TEXT BLOCK:
-- start --

The Linguistic Representation
Common sense models of natural language justify intermediate representations between the physical and the cognitive. In the communication model, this is the role of the middle level and especially the
Message concept: an entity which can play a part in associating meaning with a physical realization. In the following sections, we take several steps toward fleshing out this critical intermediate level. We derive some of our conceptualization from the
General Ontology for Linguistic Description (GOLD). We also refer the reader to the
SIL Linguistics Glossary.
As a first step, we posit a recursively-defined
LinguisticUnit, which is the building-block of
Messages and is a
Message itself. It may be useful to conceive of the
LinguisticUnit as one would conceive of a feature structure in HPSG. An instance of a
LinguisticUnit is an instance of a
Message or some subpart of that message. Units can be built into constructions through composition, generating the following classes of unit:
We would like to model the fact that
LinguisticUnits have the same base
Language as their parent
LinguisticUnit. MOKB does not do reasoning currently, therefore, we request that the
Language be specified as the
.base of the root
Message of the communicative act.

-- end --

REQUEST 1:
Output the passage on linguistic representation between "As a first step, we" and "the communicative act.", inclusive.
REQUEST 2:
According to the passage on linguistic representation, from which ontology is some of the conceptualization derived?
REQUEST 3:
Condense the paragraph of the linguistic representation passage that begins "We would like to model," keeping its main facts.

LISTING:
-- start --

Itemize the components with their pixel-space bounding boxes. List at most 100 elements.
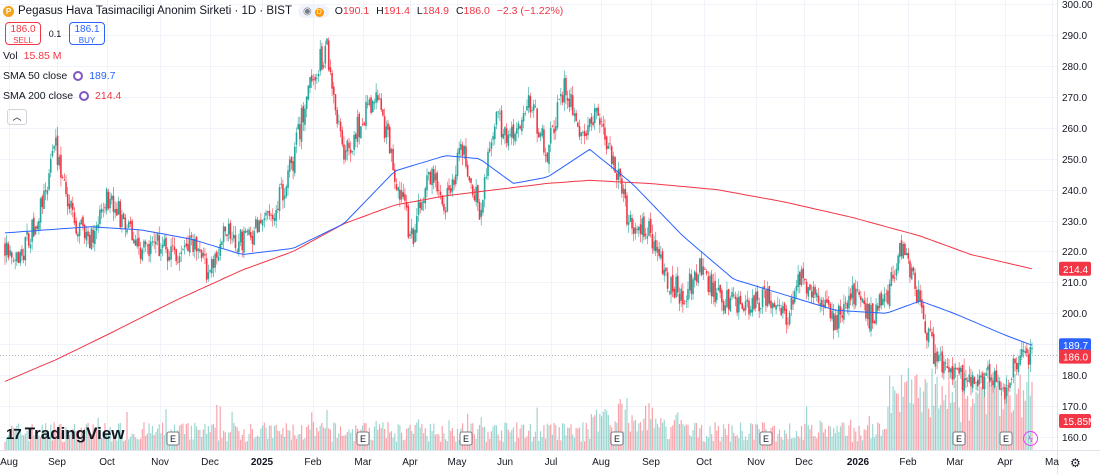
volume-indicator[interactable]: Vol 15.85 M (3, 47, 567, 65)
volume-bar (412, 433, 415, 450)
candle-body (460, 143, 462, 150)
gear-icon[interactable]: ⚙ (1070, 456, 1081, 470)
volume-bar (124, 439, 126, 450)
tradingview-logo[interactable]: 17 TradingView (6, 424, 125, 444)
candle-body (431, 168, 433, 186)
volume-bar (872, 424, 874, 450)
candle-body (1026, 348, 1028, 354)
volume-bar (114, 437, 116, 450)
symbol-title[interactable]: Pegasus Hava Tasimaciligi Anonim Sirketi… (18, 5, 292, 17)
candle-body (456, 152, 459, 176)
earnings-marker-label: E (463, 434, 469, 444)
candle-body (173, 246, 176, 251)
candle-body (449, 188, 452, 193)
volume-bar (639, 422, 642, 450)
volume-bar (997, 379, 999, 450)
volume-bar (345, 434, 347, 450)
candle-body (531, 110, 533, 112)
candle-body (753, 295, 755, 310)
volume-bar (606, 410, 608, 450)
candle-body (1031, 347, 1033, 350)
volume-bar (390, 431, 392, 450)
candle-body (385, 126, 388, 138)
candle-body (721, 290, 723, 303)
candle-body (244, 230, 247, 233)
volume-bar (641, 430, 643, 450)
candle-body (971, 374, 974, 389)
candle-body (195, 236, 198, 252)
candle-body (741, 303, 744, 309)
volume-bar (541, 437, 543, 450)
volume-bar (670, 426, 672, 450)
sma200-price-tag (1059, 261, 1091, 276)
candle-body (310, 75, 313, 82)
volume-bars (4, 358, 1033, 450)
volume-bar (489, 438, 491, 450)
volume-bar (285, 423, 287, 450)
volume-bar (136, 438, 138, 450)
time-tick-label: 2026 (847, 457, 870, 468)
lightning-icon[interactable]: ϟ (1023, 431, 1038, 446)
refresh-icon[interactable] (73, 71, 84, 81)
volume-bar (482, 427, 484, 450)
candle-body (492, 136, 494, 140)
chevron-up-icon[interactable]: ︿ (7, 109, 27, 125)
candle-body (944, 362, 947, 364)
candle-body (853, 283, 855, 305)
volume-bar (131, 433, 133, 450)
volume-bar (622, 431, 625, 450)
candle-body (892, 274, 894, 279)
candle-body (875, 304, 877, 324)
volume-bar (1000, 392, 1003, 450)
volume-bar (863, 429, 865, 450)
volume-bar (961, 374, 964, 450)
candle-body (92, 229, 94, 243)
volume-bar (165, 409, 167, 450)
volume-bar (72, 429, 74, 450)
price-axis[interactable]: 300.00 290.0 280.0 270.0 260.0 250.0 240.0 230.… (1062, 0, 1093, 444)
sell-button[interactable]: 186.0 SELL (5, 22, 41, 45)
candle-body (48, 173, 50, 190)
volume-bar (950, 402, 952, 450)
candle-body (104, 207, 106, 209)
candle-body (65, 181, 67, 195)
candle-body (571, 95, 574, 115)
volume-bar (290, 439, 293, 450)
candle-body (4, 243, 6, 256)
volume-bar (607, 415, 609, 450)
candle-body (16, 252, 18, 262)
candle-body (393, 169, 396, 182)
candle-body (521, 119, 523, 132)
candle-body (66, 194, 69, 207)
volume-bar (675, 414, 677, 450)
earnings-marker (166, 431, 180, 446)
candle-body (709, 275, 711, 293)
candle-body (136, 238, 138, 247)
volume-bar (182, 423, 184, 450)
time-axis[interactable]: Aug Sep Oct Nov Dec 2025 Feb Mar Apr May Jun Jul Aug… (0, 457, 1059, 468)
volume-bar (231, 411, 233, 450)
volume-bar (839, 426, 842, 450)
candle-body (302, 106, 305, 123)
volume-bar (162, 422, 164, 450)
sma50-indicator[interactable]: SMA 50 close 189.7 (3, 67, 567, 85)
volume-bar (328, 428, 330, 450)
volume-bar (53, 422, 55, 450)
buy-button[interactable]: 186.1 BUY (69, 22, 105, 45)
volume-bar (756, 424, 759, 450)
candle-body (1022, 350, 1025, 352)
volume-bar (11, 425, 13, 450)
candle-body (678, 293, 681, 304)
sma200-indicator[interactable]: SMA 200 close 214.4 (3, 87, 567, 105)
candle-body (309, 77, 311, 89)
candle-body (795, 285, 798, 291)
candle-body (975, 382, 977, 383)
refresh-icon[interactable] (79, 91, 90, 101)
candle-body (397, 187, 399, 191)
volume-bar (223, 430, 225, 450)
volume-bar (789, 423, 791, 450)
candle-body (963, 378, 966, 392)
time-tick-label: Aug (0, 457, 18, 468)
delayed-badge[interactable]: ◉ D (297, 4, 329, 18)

-- end --

EXPECTED OUTPUT 1:
As a first step, we posit a recursively-defined
LinguisticUnit, which is the building-block of
Messages and is a
Message itself. It may be useful to conceive of the
LinguisticUnit as one would conceive of a feature structure in HPSG. An instance of a
LinguisticUnit is an instance of a
Message or some subpart of that message. Units can be built into constructions through composition, generating the following classes of unit:
We would like to model the fact that
LinguisticUnits have the same base
Language as their parent
LinguisticUnit. MOKB does not do reasoning currently, therefore, we request that the
Language be specified as the
.base of the root
Message of the communicative act.

EXPECTED OUTPUT 2:
The General Ontology for Linguistic Description (GOLD).

EXPECTED OUTPUT 3:
LinguisticUnits should share the base Language of their parent LinguisticUnit. Because MOKB does not currently do reasoning, the Language must be specified as the .base of the root Message of the communicative act.